## Short problem
Retype the data that follows line by line, exactly, and leave its pictures out.

## Given information
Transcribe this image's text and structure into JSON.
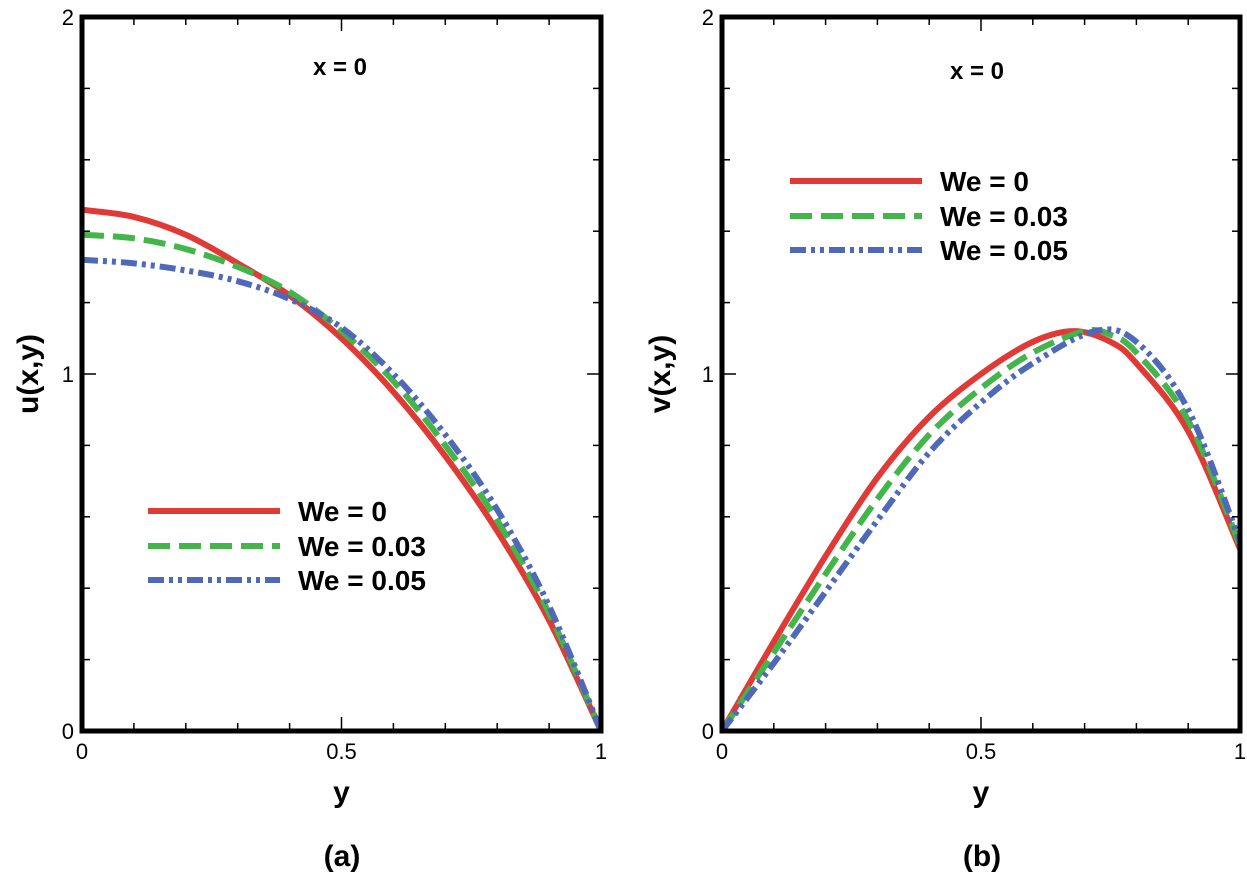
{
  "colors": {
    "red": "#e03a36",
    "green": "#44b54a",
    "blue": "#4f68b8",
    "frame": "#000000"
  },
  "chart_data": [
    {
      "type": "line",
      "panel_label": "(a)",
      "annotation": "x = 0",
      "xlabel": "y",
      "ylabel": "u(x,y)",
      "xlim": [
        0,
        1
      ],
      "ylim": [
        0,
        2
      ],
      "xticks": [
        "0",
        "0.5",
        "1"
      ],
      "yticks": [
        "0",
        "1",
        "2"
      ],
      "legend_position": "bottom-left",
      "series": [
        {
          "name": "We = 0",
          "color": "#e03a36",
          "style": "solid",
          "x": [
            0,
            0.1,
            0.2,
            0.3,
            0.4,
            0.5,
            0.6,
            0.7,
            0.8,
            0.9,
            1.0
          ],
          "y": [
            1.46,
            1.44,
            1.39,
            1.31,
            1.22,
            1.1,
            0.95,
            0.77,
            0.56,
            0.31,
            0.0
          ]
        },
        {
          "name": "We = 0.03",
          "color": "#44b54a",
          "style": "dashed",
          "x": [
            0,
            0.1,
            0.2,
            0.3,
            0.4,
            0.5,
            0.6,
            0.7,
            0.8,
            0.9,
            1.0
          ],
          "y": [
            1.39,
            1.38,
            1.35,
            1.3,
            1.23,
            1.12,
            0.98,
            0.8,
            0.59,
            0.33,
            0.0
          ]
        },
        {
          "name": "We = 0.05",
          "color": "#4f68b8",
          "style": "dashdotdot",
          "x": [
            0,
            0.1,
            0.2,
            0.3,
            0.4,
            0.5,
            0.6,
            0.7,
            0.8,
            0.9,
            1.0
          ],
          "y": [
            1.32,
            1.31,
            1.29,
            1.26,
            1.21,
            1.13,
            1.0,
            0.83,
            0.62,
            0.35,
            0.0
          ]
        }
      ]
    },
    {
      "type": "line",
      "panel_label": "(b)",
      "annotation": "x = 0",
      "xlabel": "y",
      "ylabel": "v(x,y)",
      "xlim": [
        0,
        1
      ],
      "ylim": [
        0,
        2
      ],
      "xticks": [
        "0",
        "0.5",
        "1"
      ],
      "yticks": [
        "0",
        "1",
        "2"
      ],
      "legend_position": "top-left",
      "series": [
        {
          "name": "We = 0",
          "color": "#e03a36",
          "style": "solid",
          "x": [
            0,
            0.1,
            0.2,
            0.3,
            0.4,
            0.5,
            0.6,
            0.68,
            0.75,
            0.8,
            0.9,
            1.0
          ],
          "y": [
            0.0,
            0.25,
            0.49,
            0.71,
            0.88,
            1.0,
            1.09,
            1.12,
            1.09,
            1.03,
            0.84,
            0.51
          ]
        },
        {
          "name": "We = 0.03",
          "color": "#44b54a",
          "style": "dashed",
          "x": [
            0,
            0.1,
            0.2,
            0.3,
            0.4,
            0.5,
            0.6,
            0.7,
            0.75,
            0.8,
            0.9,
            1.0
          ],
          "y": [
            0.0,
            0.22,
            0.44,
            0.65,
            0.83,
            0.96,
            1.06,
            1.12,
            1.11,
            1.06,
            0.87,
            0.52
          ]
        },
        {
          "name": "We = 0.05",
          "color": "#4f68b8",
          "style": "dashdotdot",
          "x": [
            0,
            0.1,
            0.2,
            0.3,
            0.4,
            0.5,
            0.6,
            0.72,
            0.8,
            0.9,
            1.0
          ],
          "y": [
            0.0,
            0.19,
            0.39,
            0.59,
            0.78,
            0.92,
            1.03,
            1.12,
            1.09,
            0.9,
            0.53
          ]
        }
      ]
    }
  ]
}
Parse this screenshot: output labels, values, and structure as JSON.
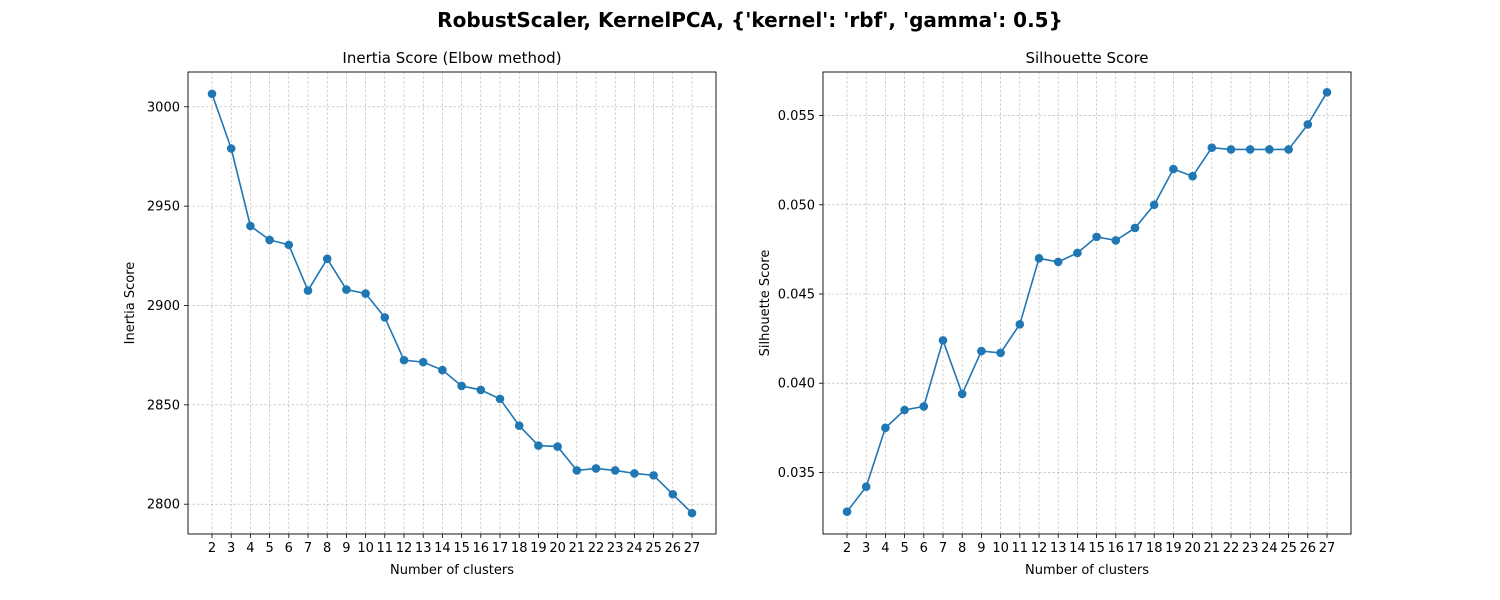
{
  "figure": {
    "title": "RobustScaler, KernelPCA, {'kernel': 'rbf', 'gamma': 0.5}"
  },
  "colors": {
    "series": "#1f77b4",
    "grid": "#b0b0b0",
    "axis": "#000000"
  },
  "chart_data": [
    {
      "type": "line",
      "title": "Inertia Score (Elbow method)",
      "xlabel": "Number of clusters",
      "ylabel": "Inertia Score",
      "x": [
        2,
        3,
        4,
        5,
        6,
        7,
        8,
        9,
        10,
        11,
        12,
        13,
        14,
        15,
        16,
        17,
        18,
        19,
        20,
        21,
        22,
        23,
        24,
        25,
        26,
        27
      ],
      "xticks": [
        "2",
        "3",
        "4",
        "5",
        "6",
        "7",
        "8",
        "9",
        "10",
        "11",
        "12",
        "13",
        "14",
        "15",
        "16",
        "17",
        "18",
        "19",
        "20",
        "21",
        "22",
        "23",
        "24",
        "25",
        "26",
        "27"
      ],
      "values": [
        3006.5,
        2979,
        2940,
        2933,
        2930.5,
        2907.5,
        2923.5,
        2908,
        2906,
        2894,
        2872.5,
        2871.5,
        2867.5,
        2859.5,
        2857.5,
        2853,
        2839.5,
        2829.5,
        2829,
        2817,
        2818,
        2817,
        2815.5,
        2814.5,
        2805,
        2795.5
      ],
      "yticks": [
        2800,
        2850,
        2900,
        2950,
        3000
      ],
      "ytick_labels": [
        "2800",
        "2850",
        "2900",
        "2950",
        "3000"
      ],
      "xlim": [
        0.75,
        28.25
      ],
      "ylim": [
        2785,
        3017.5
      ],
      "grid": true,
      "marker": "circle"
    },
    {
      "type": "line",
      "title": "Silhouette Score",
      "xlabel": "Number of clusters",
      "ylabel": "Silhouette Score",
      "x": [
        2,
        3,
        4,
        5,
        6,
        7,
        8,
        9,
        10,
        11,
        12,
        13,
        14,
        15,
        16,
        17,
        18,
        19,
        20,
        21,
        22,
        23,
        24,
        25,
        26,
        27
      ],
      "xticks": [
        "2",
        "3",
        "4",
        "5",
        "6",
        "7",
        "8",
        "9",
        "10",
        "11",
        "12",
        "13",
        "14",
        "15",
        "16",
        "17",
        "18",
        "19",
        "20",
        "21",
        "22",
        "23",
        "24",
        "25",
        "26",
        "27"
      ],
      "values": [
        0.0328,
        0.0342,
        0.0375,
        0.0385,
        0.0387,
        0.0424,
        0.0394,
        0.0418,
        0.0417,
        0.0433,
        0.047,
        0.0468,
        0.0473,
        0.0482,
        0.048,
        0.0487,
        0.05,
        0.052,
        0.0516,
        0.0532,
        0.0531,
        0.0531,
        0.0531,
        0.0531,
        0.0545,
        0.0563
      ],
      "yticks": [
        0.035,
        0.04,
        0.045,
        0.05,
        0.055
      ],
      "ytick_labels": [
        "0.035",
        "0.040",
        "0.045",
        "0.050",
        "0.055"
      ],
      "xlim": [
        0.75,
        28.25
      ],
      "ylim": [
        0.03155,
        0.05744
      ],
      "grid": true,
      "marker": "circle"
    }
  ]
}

## Output below
Transcribe this image's text and structure into JSON.
{
  "colors": {
    "red": "#e03a36",
    "green": "#44b54a",
    "blue": "#4f68b8",
    "frame": "#000000"
  },
  "chart_data": [
    {
      "type": "line",
      "panel_label": "(a)",
      "annotation": "x = 0",
      "xlabel": "y",
      "ylabel": "u(x,y)",
      "xlim": [
        0,
        1
      ],
      "ylim": [
        0,
        2
      ],
      "xticks": [
        "0",
        "0.5",
        "1"
      ],
      "yticks": [
        "0",
        "1",
        "2"
      ],
      "legend_position": "bottom-left",
      "series": [
        {
          "name": "We = 0",
          "color": "#e03a36",
          "style": "solid",
          "x": [
            0,
            0.1,
            0.2,
            0.3,
            0.4,
            0.5,
            0.6,
            0.7,
            0.8,
            0.9,
            1.0
          ],
          "y": [
            1.46,
            1.44,
            1.39,
            1.31,
            1.22,
            1.1,
            0.95,
            0.77,
            0.56,
            0.31,
            0.0
          ]
        },
        {
          "name": "We = 0.03",
          "color": "#44b54a",
          "style": "dashed",
          "x": [
            0,
            0.1,
            0.2,
            0.3,
            0.4,
            0.5,
            0.6,
            0.7,
            0.8,
            0.9,
            1.0
          ],
          "y": [
            1.39,
            1.38,
            1.35,
            1.3,
            1.23,
            1.12,
            0.98,
            0.8,
            0.59,
            0.33,
            0.0
          ]
        },
        {
          "name": "We = 0.05",
          "color": "#4f68b8",
          "style": "dashdotdot",
          "x": [
            0,
            0.1,
            0.2,
            0.3,
            0.4,
            0.5,
            0.6,
            0.7,
            0.8,
            0.9,
            1.0
          ],
          "y": [
            1.32,
            1.31,
            1.29,
            1.26,
            1.21,
            1.13,
            1.0,
            0.83,
            0.62,
            0.35,
            0.0
          ]
        }
      ]
    },
    {
      "type": "line",
      "panel_label": "(b)",
      "annotation": "x = 0",
      "xlabel": "y",
      "ylabel": "v(x,y)",
      "xlim": [
        0,
        1
      ],
      "ylim": [
        0,
        2
      ],
      "xticks": [
        "0",
        "0.5",
        "1"
      ],
      "yticks": [
        "0",
        "1",
        "2"
      ],
      "legend_position": "top-left",
      "series": [
        {
          "name": "We = 0",
          "color": "#e03a36",
          "style": "solid",
          "x": [
            0,
            0.1,
            0.2,
            0.3,
            0.4,
            0.5,
            0.6,
            0.68,
            0.75,
            0.8,
            0.9,
            1.0
          ],
          "y": [
            0.0,
            0.25,
            0.49,
            0.71,
            0.88,
            1.0,
            1.09,
            1.12,
            1.09,
            1.03,
            0.84,
            0.51
          ]
        },
        {
          "name": "We = 0.03",
          "color": "#44b54a",
          "style": "dashed",
          "x": [
            0,
            0.1,
            0.2,
            0.3,
            0.4,
            0.5,
            0.6,
            0.7,
            0.75,
            0.8,
            0.9,
            1.0
          ],
          "y": [
            0.0,
            0.22,
            0.44,
            0.65,
            0.83,
            0.96,
            1.06,
            1.12,
            1.11,
            1.06,
            0.87,
            0.52
          ]
        },
        {
          "name": "We = 0.05",
          "color": "#4f68b8",
          "style": "dashdotdot",
          "x": [
            0,
            0.1,
            0.2,
            0.3,
            0.4,
            0.5,
            0.6,
            0.72,
            0.8,
            0.9,
            1.0
          ],
          "y": [
            0.0,
            0.19,
            0.39,
            0.59,
            0.78,
            0.92,
            1.03,
            1.12,
            1.09,
            0.9,
            0.53
          ]
        }
      ]
    }
  ]
}
Parse this screenshot: output labels, values, and structure as JSON.
{
  "figure": {
    "title": "RobustScaler, KernelPCA, {'kernel': 'rbf', 'gamma': 0.5}"
  },
  "colors": {
    "series": "#1f77b4",
    "grid": "#b0b0b0",
    "axis": "#000000"
  },
  "chart_data": [
    {
      "type": "line",
      "title": "Inertia Score (Elbow method)",
      "xlabel": "Number of clusters",
      "ylabel": "Inertia Score",
      "x": [
        2,
        3,
        4,
        5,
        6,
        7,
        8,
        9,
        10,
        11,
        12,
        13,
        14,
        15,
        16,
        17,
        18,
        19,
        20,
        21,
        22,
        23,
        24,
        25,
        26,
        27
      ],
      "xticks": [
        "2",
        "3",
        "4",
        "5",
        "6",
        "7",
        "8",
        "9",
        "10",
        "11",
        "12",
        "13",
        "14",
        "15",
        "16",
        "17",
        "18",
        "19",
        "20",
        "21",
        "22",
        "23",
        "24",
        "25",
        "26",
        "27"
      ],
      "values": [
        3006.5,
        2979,
        2940,
        2933,
        2930.5,
        2907.5,
        2923.5,
        2908,
        2906,
        2894,
        2872.5,
        2871.5,
        2867.5,
        2859.5,
        2857.5,
        2853,
        2839.5,
        2829.5,
        2829,
        2817,
        2818,
        2817,
        2815.5,
        2814.5,
        2805,
        2795.5
      ],
      "yticks": [
        2800,
        2850,
        2900,
        2950,
        3000
      ],
      "ytick_labels": [
        "2800",
        "2850",
        "2900",
        "2950",
        "3000"
      ],
      "xlim": [
        0.75,
        28.25
      ],
      "ylim": [
        2785,
        3017.5
      ],
      "grid": true,
      "marker": "circle"
    },
    {
      "type": "line",
      "title": "Silhouette Score",
      "xlabel": "Number of clusters",
      "ylabel": "Silhouette Score",
      "x": [
        2,
        3,
        4,
        5,
        6,
        7,
        8,
        9,
        10,
        11,
        12,
        13,
        14,
        15,
        16,
        17,
        18,
        19,
        20,
        21,
        22,
        23,
        24,
        25,
        26,
        27
      ],
      "xticks": [
        "2",
        "3",
        "4",
        "5",
        "6",
        "7",
        "8",
        "9",
        "10",
        "11",
        "12",
        "13",
        "14",
        "15",
        "16",
        "17",
        "18",
        "19",
        "20",
        "21",
        "22",
        "23",
        "24",
        "25",
        "26",
        "27"
      ],
      "values": [
        0.0328,
        0.0342,
        0.0375,
        0.0385,
        0.0387,
        0.0424,
        0.0394,
        0.0418,
        0.0417,
        0.0433,
        0.047,
        0.0468,
        0.0473,
        0.0482,
        0.048,
        0.0487,
        0.05,
        0.052,
        0.0516,
        0.0532,
        0.0531,
        0.0531,
        0.0531,
        0.0531,
        0.0545,
        0.0563
      ],
      "yticks": [
        0.035,
        0.04,
        0.045,
        0.05,
        0.055
      ],
      "ytick_labels": [
        "0.035",
        "0.040",
        "0.045",
        "0.050",
        "0.055"
      ],
      "xlim": [
        0.75,
        28.25
      ],
      "ylim": [
        0.03155,
        0.05744
      ],
      "grid": true,
      "marker": "circle"
    }
  ]
}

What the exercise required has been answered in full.